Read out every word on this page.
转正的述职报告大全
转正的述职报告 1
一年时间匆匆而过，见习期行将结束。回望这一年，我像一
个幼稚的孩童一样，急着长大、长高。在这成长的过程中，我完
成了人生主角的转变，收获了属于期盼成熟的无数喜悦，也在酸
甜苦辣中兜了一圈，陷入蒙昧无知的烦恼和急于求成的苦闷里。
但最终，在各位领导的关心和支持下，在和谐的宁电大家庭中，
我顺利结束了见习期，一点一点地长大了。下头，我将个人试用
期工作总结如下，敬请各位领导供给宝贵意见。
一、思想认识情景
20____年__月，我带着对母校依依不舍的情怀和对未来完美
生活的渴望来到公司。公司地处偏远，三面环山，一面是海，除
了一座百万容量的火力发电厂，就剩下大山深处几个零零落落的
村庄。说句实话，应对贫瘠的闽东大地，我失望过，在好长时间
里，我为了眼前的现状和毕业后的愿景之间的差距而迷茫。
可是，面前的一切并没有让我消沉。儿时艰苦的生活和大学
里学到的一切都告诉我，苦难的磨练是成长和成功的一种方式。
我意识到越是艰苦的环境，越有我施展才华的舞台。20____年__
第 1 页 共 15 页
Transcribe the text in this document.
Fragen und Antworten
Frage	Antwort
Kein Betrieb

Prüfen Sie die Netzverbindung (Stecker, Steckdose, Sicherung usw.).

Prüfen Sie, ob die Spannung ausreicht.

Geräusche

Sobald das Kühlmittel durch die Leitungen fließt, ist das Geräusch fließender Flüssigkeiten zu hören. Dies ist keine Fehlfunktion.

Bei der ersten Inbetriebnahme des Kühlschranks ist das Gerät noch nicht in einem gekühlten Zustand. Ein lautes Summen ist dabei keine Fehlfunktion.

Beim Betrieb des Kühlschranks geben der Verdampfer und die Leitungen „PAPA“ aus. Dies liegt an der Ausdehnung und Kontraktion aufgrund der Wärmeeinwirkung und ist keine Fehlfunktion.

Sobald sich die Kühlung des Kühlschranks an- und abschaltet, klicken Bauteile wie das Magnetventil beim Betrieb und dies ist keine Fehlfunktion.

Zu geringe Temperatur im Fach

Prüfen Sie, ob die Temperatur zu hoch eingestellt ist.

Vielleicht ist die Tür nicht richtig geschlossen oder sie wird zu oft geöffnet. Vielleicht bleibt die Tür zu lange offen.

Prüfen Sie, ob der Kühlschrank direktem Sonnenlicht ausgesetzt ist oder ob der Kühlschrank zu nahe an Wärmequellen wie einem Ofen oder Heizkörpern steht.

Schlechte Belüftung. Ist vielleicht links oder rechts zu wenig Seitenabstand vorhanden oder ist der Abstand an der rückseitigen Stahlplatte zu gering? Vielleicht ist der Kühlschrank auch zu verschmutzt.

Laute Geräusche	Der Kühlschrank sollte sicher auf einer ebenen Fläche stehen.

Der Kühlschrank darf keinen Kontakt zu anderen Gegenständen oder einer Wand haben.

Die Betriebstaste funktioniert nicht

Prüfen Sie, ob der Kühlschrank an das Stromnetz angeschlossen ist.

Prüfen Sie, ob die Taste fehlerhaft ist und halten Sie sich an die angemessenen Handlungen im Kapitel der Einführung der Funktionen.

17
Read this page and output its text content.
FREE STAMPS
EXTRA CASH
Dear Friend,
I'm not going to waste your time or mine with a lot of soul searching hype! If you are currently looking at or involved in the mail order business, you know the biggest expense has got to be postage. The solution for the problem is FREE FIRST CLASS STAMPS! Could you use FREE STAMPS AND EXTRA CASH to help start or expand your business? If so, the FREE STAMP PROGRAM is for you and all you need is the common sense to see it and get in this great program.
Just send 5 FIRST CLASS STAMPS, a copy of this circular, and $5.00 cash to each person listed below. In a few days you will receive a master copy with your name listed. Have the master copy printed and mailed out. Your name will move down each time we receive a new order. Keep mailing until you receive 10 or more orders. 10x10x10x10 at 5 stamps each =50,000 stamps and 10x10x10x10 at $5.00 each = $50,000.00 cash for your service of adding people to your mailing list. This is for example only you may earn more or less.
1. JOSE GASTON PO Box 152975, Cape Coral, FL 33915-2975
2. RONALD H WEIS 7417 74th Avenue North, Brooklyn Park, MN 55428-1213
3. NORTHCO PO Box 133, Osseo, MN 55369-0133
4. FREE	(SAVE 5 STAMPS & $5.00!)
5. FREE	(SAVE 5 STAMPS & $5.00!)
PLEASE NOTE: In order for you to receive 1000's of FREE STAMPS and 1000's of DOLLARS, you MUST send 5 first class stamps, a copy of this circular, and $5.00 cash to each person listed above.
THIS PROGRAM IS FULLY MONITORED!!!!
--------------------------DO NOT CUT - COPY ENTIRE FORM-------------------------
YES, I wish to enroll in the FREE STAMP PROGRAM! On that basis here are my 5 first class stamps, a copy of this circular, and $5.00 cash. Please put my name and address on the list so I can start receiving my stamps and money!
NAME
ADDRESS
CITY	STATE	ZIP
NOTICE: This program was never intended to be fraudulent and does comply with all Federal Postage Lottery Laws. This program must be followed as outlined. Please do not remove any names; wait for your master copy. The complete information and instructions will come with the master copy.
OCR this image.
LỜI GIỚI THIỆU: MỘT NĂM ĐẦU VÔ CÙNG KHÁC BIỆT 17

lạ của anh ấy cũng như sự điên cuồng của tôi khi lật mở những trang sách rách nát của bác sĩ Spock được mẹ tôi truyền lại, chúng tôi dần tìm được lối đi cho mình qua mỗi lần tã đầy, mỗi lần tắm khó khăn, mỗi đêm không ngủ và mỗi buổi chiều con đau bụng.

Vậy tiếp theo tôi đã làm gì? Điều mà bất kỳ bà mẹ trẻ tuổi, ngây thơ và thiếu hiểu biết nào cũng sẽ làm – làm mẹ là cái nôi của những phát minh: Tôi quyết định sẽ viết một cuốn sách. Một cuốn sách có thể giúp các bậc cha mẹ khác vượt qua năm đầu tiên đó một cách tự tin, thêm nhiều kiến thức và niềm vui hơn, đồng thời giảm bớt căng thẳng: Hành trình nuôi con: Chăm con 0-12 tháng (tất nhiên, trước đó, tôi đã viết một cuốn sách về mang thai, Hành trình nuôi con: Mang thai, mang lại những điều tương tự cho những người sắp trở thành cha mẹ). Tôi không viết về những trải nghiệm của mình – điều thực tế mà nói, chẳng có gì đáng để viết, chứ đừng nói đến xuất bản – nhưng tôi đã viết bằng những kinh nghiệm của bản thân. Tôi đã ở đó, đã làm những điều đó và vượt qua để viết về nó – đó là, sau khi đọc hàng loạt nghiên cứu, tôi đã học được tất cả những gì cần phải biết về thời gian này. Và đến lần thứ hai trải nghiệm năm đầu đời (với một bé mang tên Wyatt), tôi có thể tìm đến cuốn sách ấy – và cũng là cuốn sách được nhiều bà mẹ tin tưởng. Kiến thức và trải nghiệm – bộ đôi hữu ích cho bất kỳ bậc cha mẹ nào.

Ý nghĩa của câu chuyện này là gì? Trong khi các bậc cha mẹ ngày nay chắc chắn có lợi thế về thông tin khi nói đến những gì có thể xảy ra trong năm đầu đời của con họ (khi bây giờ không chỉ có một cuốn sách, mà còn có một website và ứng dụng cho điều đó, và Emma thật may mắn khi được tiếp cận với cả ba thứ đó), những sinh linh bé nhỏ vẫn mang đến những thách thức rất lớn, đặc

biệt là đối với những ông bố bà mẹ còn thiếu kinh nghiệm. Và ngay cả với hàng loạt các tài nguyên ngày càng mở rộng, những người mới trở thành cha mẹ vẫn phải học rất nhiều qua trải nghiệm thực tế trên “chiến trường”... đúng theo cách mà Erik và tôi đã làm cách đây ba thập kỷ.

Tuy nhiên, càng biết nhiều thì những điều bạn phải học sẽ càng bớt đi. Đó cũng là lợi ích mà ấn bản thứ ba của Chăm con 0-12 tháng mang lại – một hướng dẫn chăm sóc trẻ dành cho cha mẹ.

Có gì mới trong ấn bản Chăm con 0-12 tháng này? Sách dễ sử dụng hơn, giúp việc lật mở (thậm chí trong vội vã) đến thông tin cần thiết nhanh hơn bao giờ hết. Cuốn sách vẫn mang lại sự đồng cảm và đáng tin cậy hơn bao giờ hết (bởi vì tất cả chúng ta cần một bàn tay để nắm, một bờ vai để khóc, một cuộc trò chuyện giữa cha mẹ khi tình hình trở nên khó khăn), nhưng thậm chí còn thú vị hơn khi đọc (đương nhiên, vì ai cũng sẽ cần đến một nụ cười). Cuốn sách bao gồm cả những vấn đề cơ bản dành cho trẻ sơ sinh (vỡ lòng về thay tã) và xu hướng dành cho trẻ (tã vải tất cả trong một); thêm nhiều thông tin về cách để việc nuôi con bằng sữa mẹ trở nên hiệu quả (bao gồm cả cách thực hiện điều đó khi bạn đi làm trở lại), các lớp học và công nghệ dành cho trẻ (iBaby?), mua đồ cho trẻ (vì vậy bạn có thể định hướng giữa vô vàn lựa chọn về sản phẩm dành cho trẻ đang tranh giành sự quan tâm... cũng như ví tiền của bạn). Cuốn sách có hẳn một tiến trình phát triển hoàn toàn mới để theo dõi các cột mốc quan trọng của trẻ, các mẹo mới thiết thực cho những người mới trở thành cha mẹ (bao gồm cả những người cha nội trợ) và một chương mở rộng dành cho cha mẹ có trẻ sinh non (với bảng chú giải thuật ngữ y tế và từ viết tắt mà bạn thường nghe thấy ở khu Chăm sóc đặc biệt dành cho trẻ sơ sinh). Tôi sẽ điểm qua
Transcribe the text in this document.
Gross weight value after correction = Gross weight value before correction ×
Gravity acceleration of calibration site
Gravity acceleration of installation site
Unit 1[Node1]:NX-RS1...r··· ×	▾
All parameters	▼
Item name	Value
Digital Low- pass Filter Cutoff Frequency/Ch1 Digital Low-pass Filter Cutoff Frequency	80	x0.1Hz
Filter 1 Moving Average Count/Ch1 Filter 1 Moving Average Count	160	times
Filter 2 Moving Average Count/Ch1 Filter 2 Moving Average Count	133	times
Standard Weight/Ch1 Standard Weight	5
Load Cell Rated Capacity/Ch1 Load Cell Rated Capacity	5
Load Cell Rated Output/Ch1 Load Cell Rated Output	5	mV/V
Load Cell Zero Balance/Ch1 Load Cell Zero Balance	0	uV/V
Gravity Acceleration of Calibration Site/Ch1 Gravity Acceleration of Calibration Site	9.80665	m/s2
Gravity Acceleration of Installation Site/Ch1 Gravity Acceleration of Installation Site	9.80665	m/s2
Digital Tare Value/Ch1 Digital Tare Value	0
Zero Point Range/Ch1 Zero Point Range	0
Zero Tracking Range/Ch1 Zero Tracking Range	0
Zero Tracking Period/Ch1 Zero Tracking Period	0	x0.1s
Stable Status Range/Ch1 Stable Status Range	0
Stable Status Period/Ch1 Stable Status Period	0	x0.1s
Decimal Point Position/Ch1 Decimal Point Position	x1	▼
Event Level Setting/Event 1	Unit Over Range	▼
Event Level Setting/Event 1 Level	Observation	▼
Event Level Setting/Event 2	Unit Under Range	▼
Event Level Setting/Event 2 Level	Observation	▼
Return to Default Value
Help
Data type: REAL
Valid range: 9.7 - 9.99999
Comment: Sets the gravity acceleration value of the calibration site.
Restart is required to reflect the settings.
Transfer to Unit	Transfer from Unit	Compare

BRIEF >> Take each line containing the string "einem" and copy it out.

RESULT FOR THIS TASK >>
Bei der ersten Inbetriebnahme des Kühlschranks ist das Gerät noch nicht in einem gekühlten Zustand. Ein lautes Summen ist dabei keine Fehlfunktion.
Prüfen Sie, ob der Kühlschrank direktem Sonnenlicht ausgesetzt ist oder ob der Kühlschrank zu nahe an Wärmequellen wie einem Ofen oder Heizkörpern steht.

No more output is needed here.